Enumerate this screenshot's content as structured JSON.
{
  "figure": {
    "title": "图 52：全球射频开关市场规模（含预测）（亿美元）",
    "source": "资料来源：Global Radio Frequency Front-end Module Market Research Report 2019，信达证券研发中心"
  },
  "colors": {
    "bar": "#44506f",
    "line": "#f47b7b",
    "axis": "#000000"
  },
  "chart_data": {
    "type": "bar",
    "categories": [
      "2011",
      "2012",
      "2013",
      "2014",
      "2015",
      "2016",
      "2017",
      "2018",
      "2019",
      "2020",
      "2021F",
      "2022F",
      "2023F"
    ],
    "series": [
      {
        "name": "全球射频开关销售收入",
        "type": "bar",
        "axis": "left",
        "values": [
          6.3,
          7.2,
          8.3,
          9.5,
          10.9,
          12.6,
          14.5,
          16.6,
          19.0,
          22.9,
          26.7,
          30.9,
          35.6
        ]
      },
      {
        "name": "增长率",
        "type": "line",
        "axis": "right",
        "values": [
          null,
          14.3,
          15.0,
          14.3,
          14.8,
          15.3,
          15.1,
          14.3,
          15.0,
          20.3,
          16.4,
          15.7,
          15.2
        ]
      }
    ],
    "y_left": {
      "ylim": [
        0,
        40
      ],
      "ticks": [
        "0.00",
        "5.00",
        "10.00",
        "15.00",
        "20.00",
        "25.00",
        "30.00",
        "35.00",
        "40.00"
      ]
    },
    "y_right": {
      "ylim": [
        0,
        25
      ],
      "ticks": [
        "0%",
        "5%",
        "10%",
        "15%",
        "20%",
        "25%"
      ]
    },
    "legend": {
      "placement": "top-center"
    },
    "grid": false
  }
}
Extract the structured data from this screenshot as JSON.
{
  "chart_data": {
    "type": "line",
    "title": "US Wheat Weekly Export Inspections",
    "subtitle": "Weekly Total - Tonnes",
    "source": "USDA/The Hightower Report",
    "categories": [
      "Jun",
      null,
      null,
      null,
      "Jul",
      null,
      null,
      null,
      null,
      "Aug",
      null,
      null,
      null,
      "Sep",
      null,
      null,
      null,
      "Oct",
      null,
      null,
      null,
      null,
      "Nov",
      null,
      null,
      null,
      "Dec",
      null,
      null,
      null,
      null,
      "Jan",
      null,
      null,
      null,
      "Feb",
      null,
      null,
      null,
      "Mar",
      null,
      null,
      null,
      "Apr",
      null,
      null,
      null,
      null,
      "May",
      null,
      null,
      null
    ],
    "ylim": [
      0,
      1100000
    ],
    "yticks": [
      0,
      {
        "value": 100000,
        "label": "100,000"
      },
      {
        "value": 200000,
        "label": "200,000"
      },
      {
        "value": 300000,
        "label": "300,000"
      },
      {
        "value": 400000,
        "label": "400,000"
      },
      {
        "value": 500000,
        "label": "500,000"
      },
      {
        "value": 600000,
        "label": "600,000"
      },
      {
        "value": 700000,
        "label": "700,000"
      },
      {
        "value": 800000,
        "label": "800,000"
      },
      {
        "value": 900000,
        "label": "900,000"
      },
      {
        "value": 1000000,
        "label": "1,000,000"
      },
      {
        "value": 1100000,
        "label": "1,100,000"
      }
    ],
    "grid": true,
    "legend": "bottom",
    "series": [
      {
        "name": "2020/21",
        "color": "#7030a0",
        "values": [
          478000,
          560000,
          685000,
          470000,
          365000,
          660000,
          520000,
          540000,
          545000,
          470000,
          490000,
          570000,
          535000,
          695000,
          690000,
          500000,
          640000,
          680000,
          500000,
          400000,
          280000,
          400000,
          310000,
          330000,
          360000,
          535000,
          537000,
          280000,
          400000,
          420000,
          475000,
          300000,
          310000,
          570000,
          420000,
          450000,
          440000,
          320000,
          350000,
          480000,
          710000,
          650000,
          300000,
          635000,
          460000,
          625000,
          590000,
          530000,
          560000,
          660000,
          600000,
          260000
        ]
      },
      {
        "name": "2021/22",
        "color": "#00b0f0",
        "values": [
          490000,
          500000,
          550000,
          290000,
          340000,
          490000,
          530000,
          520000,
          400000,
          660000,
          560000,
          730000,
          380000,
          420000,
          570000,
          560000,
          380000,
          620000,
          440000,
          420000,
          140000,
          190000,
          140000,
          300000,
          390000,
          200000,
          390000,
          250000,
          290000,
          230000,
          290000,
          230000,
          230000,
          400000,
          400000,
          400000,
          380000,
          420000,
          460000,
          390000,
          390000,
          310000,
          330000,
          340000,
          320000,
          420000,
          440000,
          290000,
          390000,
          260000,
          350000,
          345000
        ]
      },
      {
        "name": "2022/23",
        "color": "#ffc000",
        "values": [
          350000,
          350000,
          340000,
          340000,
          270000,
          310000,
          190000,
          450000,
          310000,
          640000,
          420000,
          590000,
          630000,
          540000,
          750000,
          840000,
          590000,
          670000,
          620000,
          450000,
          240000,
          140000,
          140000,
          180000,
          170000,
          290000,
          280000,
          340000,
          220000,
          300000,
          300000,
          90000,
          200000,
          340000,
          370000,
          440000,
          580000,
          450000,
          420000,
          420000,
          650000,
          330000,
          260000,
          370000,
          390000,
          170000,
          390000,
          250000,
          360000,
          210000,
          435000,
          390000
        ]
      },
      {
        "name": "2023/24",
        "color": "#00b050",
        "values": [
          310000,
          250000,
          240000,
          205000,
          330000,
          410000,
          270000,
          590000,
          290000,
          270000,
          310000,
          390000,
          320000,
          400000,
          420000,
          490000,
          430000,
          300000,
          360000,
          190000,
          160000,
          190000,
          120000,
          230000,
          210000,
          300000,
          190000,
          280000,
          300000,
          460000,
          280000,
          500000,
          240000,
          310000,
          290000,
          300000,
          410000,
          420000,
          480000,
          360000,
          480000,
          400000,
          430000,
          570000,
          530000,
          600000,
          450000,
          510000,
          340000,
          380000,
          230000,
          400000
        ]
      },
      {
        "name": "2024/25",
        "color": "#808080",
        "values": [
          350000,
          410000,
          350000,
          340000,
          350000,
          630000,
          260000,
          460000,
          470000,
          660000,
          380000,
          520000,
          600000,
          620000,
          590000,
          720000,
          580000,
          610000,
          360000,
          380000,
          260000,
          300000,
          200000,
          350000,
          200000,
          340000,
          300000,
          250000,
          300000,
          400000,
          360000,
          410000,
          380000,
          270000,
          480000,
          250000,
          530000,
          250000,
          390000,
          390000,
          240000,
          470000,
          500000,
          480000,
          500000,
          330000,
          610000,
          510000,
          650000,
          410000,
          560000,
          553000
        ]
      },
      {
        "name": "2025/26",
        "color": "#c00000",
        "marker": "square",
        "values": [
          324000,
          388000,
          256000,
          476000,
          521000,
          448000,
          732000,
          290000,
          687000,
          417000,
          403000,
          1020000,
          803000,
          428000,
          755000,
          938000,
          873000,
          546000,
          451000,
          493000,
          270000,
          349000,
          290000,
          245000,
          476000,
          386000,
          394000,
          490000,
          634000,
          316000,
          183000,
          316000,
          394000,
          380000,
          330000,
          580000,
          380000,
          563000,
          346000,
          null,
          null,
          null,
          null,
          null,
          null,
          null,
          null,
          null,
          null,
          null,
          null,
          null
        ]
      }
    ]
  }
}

• _PROBLEM_: Output each entry precisely as given.

• _TASK ANSWER_:
Enumerate this screenshot's content as structured JSON.
{
  "figure": {
    "title": "图 52：全球射频开关市场规模（含预测）（亿美元）",
    "source": "资料来源：Global Radio Frequency Front-end Module Market Research Report 2019，信达证券研发中心"
  },
  "colors": {
    "bar": "#44506f",
    "line": "#f47b7b",
    "axis": "#000000"
  },
  "chart_data": {
    "type": "bar",
    "categories": [
      "2011",
      "2012",
      "2013",
      "2014",
      "2015",
      "2016",
      "2017",
      "2018",
      "2019",
      "2020",
      "2021F",
      "2022F",
      "2023F"
    ],
    "series": [
      {
        "name": "全球射频开关销售收入",
        "type": "bar",
        "axis": "left",
        "values": [
          6.3,
          7.2,
          8.3,
          9.5,
          10.9,
          12.6,
          14.5,
          16.6,
          19.0,
          22.9,
          26.7,
          30.9,
          35.6
        ]
      },
      {
        "name": "增长率",
        "type": "line",
        "axis": "right",
        "values": [
          null,
          14.3,
          15.0,
          14.3,
          14.8,
          15.3,
          15.1,
          14.3,
          15.0,
          20.3,
          16.4,
          15.7,
          15.2
        ]
      }
    ],
    "y_left": {
      "ylim": [
        0,
        40
      ],
      "ticks": [
        "0.00",
        "5.00",
        "10.00",
        "15.00",
        "20.00",
        "25.00",
        "30.00",
        "35.00",
        "40.00"
      ]
    },
    "y_right": {
      "ylim": [
        0,
        25
      ],
      "ticks": [
        "0%",
        "5%",
        "10%",
        "15%",
        "20%",
        "25%"
      ]
    },
    "legend": {
      "placement": "top-center"
    },
    "grid": false
  }
}
Extract the structured data from this screenshot as JSON.
{
  "chart_data": {
    "type": "line",
    "title": "US Wheat Weekly Export Inspections",
    "subtitle": "Weekly Total - Tonnes",
    "source": "USDA/The Hightower Report",
    "categories": [
      "Jun",
      null,
      null,
      null,
      "Jul",
      null,
      null,
      null,
      null,
      "Aug",
      null,
      null,
      null,
      "Sep",
      null,
      null,
      null,
      "Oct",
      null,
      null,
      null,
      null,
      "Nov",
      null,
      null,
      null,
      "Dec",
      null,
      null,
      null,
      null,
      "Jan",
      null,
      null,
      null,
      "Feb",
      null,
      null,
      null,
      "Mar",
      null,
      null,
      null,
      "Apr",
      null,
      null,
      null,
      null,
      "May",
      null,
      null,
      null
    ],
    "ylim": [
      0,
      1100000
    ],
    "yticks": [
      0,
      {
        "value": 100000,
        "label": "100,000"
      },
      {
        "value": 200000,
        "label": "200,000"
      },
      {
        "value": 300000,
        "label": "300,000"
      },
      {
        "value": 400000,
        "label": "400,000"
      },
      {
        "value": 500000,
        "label": "500,000"
      },
      {
        "value": 600000,
        "label": "600,000"
      },
      {
        "value": 700000,
        "label": "700,000"
      },
      {
        "value": 800000,
        "label": "800,000"
      },
      {
        "value": 900000,
        "label": "900,000"
      },
      {
        "value": 1000000,
        "label": "1,000,000"
      },
      {
        "value": 1100000,
        "label": "1,100,000"
      }
    ],
    "grid": true,
    "legend": "bottom",
    "series": [
      {
        "name": "2020/21",
        "color": "#7030a0",
        "values": [
          478000,
          560000,
          685000,
          470000,
          365000,
          660000,
          520000,
          540000,
          545000,
          470000,
          490000,
          570000,
          535000,
          695000,
          690000,
          500000,
          640000,
          680000,
          500000,
          400000,
          280000,
          400000,
          310000,
          330000,
          360000,
          535000,
          537000,
          280000,
          400000,
          420000,
          475000,
          300000,
          310000,
          570000,
          420000,
          450000,
          440000,
          320000,
          350000,
          480000,
          710000,
          650000,
          300000,
          635000,
          460000,
          625000,
          590000,
          530000,
          560000,
          660000,
          600000,
          260000
        ]
      },
      {
        "name": "2021/22",
        "color": "#00b0f0",
        "values": [
          490000,
          500000,
          550000,
          290000,
          340000,
          490000,
          530000,
          520000,
          400000,
          660000,
          560000,
          730000,
          380000,
          420000,
          570000,
          560000,
          380000,
          620000,
          440000,
          420000,
          140000,
          190000,
          140000,
          300000,
          390000,
          200000,
          390000,
          250000,
          290000,
          230000,
          290000,
          230000,
          230000,
          400000,
          400000,
          400000,
          380000,
          420000,
          460000,
          390000,
          390000,
          310000,
          330000,
          340000,
          320000,
          420000,
          440000,
          290000,
          390000,
          260000,
          350000,
          345000
        ]
      },
      {
        "name": "2022/23",
        "color": "#ffc000",
        "values": [
          350000,
          350000,
          340000,
          340000,
          270000,
          310000,
          190000,
          450000,
          310000,
          640000,
          420000,
          590000,
          630000,
          540000,
          750000,
          840000,
          590000,
          670000,
          620000,
          450000,
          240000,
          140000,
          140000,
          180000,
          170000,
          290000,
          280000,
          340000,
          220000,
          300000,
          300000,
          90000,
          200000,
          340000,
          370000,
          440000,
          580000,
          450000,
          420000,
          420000,
          650000,
          330000,
          260000,
          370000,
          390000,
          170000,
          390000,
          250000,
          360000,
          210000,
          435000,
          390000
        ]
      },
      {
        "name": "2023/24",
        "color": "#00b050",
        "values": [
          310000,
          250000,
          240000,
          205000,
          330000,
          410000,
          270000,
          590000,
          290000,
          270000,
          310000,
          390000,
          320000,
          400000,
          420000,
          490000,
          430000,
          300000,
          360000,
          190000,
          160000,
          190000,
          120000,
          230000,
          210000,
          300000,
          190000,
          280000,
          300000,
          460000,
          280000,
          500000,
          240000,
          310000,
          290000,
          300000,
          410000,
          420000,
          480000,
          360000,
          480000,
          400000,
          430000,
          570000,
          530000,
          600000,
          450000,
          510000,
          340000,
          380000,
          230000,
          400000
        ]
      },
      {
        "name": "2024/25",
        "color": "#808080",
        "values": [
          350000,
          410000,
          350000,
          340000,
          350000,
          630000,
          260000,
          460000,
          470000,
          660000,
          380000,
          520000,
          600000,
          620000,
          590000,
          720000,
          580000,
          610000,
          360000,
          380000,
          260000,
          300000,
          200000,
          350000,
          200000,
          340000,
          300000,
          250000,
          300000,
          400000,
          360000,
          410000,
          380000,
          270000,
          480000,
          250000,
          530000,
          250000,
          390000,
          390000,
          240000,
          470000,
          500000,
          480000,
          500000,
          330000,
          610000,
          510000,
          650000,
          410000,
          560000,
          553000
        ]
      },
      {
        "name": "2025/26",
        "color": "#c00000",
        "marker": "square",
        "values": [
          324000,
          388000,
          256000,
          476000,
          521000,
          448000,
          732000,
          290000,
          687000,
          417000,
          403000,
          1020000,
          803000,
          428000,
          755000,
          938000,
          873000,
          546000,
          451000,
          493000,
          270000,
          349000,
          290000,
          245000,
          476000,
          386000,
          394000,
          490000,
          634000,
          316000,
          183000,
          316000,
          394000,
          380000,
          330000,
          580000,
          380000,
          563000,
          346000,
          null,
          null,
          null,
          null,
          null,
          null,
          null,
          null,
          null,
          null,
          null,
          null,
          null
        ]
      }
    ]
  }
}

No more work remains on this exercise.